- WHAT THIS TASK INVOLVES -
All of the records must be given again exactly.
=-=-=
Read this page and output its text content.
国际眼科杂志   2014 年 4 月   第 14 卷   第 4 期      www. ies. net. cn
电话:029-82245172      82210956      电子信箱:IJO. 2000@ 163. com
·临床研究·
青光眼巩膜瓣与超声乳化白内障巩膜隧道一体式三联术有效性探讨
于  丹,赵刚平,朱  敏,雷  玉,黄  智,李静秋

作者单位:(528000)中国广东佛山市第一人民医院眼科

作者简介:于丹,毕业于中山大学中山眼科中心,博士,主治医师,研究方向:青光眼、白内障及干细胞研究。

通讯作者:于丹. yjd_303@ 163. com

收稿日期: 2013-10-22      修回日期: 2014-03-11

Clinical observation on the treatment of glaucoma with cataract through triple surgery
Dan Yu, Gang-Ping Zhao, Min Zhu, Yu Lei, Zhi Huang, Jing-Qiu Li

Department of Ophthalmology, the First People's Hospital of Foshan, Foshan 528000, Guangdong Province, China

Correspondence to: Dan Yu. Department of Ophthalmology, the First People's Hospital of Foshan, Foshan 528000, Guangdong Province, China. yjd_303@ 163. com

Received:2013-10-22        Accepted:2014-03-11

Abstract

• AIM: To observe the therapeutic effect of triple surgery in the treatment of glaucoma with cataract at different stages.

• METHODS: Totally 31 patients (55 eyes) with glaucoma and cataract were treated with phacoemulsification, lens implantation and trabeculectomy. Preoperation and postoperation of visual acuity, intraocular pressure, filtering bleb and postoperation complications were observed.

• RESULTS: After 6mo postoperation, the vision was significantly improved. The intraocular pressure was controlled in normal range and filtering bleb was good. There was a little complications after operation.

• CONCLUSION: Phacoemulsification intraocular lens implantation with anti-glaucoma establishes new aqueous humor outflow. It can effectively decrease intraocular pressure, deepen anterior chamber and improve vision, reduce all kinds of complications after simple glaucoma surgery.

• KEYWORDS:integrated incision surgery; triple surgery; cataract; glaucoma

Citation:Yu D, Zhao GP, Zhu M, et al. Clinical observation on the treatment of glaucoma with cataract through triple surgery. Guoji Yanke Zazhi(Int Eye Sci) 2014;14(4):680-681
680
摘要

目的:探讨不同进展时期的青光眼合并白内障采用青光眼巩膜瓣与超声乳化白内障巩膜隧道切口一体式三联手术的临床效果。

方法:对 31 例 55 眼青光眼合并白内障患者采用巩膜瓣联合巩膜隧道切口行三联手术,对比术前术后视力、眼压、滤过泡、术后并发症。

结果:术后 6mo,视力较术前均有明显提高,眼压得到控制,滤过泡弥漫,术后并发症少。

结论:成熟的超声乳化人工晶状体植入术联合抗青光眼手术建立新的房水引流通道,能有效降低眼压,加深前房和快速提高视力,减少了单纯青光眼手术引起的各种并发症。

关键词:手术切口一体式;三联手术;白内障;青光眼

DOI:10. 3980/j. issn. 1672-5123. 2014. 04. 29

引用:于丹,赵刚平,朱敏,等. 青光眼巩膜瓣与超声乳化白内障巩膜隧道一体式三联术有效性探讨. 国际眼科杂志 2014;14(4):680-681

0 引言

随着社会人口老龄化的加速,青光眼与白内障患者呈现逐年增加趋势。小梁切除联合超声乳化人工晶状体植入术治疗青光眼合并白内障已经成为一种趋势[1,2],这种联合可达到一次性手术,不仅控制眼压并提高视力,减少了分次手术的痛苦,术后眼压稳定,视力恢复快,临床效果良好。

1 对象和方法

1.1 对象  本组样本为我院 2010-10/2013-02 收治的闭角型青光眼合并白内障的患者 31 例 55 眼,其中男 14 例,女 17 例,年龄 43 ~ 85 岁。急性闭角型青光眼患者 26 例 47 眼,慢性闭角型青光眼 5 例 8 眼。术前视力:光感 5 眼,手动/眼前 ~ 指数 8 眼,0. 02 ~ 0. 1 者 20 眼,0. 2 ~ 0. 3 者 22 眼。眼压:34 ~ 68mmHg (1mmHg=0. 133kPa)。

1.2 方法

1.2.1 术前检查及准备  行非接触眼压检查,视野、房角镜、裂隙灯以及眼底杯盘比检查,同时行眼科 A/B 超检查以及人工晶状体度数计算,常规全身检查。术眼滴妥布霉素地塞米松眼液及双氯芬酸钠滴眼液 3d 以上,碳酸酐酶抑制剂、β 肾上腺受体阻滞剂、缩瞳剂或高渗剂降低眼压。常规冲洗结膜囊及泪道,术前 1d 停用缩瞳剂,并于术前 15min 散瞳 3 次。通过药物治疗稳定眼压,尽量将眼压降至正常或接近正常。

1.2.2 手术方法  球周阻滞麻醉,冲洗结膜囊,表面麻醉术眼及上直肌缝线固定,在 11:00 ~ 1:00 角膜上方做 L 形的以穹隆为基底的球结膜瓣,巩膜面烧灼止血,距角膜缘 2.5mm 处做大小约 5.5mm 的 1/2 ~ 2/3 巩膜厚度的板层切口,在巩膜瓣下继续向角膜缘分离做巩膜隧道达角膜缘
=-=-=
- SOLUTION FOR THIS PROBLEM -
Read this page and output its text content.
国际眼科杂志   2014 年 4 月   第 14 卷   第 4 期      www. ies. net. cn
电话:029-82245172      82210956      电子信箱:IJO. 2000@ 163. com
·临床研究·
青光眼巩膜瓣与超声乳化白内障巩膜隧道一体式三联术有效性探讨
于  丹,赵刚平,朱  敏,雷  玉,黄  智,李静秋

作者单位:(528000)中国广东佛山市第一人民医院眼科

作者简介:于丹,毕业于中山大学中山眼科中心,博士,主治医师,研究方向:青光眼、白内障及干细胞研究。

通讯作者:于丹. yjd_303@ 163. com

收稿日期: 2013-10-22      修回日期: 2014-03-11

Clinical observation on the treatment of glaucoma with cataract through triple surgery
Dan Yu, Gang-Ping Zhao, Min Zhu, Yu Lei, Zhi Huang, Jing-Qiu Li

Department of Ophthalmology, the First People's Hospital of Foshan, Foshan 528000, Guangdong Province, China

Correspondence to: Dan Yu. Department of Ophthalmology, the First People's Hospital of Foshan, Foshan 528000, Guangdong Province, China. yjd_303@ 163. com

Received:2013-10-22        Accepted:2014-03-11

Abstract

• AIM: To observe the therapeutic effect of triple surgery in the treatment of glaucoma with cataract at different stages.

• METHODS: Totally 31 patients (55 eyes) with glaucoma and cataract were treated with phacoemulsification, lens implantation and trabeculectomy. Preoperation and postoperation of visual acuity, intraocular pressure, filtering bleb and postoperation complications were observed.

• RESULTS: After 6mo postoperation, the vision was significantly improved. The intraocular pressure was controlled in normal range and filtering bleb was good. There was a little complications after operation.

• CONCLUSION: Phacoemulsification intraocular lens implantation with anti-glaucoma establishes new aqueous humor outflow. It can effectively decrease intraocular pressure, deepen anterior chamber and improve vision, reduce all kinds of complications after simple glaucoma surgery.

• KEYWORDS:integrated incision surgery; triple surgery; cataract; glaucoma

Citation:Yu D, Zhao GP, Zhu M, et al. Clinical observation on the treatment of glaucoma with cataract through triple surgery. Guoji Yanke Zazhi(Int Eye Sci) 2014;14(4):680-681
680
摘要

目的:探讨不同进展时期的青光眼合并白内障采用青光眼巩膜瓣与超声乳化白内障巩膜隧道切口一体式三联手术的临床效果。

方法:对 31 例 55 眼青光眼合并白内障患者采用巩膜瓣联合巩膜隧道切口行三联手术,对比术前术后视力、眼压、滤过泡、术后并发症。

结果:术后 6mo,视力较术前均有明显提高,眼压得到控制,滤过泡弥漫,术后并发症少。

结论:成熟的超声乳化人工晶状体植入术联合抗青光眼手术建立新的房水引流通道,能有效降低眼压,加深前房和快速提高视力,减少了单纯青光眼手术引起的各种并发症。

关键词:手术切口一体式;三联手术;白内障;青光眼

DOI:10. 3980/j. issn. 1672-5123. 2014. 04. 29

引用:于丹,赵刚平,朱敏,等. 青光眼巩膜瓣与超声乳化白内障巩膜隧道一体式三联术有效性探讨. 国际眼科杂志 2014;14(4):680-681

0 引言

随着社会人口老龄化的加速,青光眼与白内障患者呈现逐年增加趋势。小梁切除联合超声乳化人工晶状体植入术治疗青光眼合并白内障已经成为一种趋势[1,2],这种联合可达到一次性手术,不仅控制眼压并提高视力,减少了分次手术的痛苦,术后眼压稳定,视力恢复快,临床效果良好。

1 对象和方法

1.1 对象  本组样本为我院 2010-10/2013-02 收治的闭角型青光眼合并白内障的患者 31 例 55 眼,其中男 14 例,女 17 例,年龄 43 ~ 85 岁。急性闭角型青光眼患者 26 例 47 眼,慢性闭角型青光眼 5 例 8 眼。术前视力:光感 5 眼,手动/眼前 ~ 指数 8 眼,0. 02 ~ 0. 1 者 20 眼,0. 2 ~ 0. 3 者 22 眼。眼压:34 ~ 68mmHg (1mmHg=0. 133kPa)。

1.2 方法

1.2.1 术前检查及准备  行非接触眼压检查,视野、房角镜、裂隙灯以及眼底杯盘比检查,同时行眼科 A/B 超检查以及人工晶状体度数计算,常规全身检查。术眼滴妥布霉素地塞米松眼液及双氯芬酸钠滴眼液 3d 以上,碳酸酐酶抑制剂、β 肾上腺受体阻滞剂、缩瞳剂或高渗剂降低眼压。常规冲洗结膜囊及泪道,术前 1d 停用缩瞳剂,并于术前 15min 散瞳 3 次。通过药物治疗稳定眼压,尽量将眼压降至正常或接近正常。

1.2.2 手术方法  球周阻滞麻醉,冲洗结膜囊,表面麻醉术眼及上直肌缝线固定,在 11:00 ~ 1:00 角膜上方做 L 形的以穹隆为基底的球结膜瓣,巩膜面烧灼止血,距角膜缘 2.5mm 处做大小约 5.5mm 的 1/2 ~ 2/3 巩膜厚度的板层切口,在巩膜瓣下继续向角膜缘分离做巩膜隧道达角膜缘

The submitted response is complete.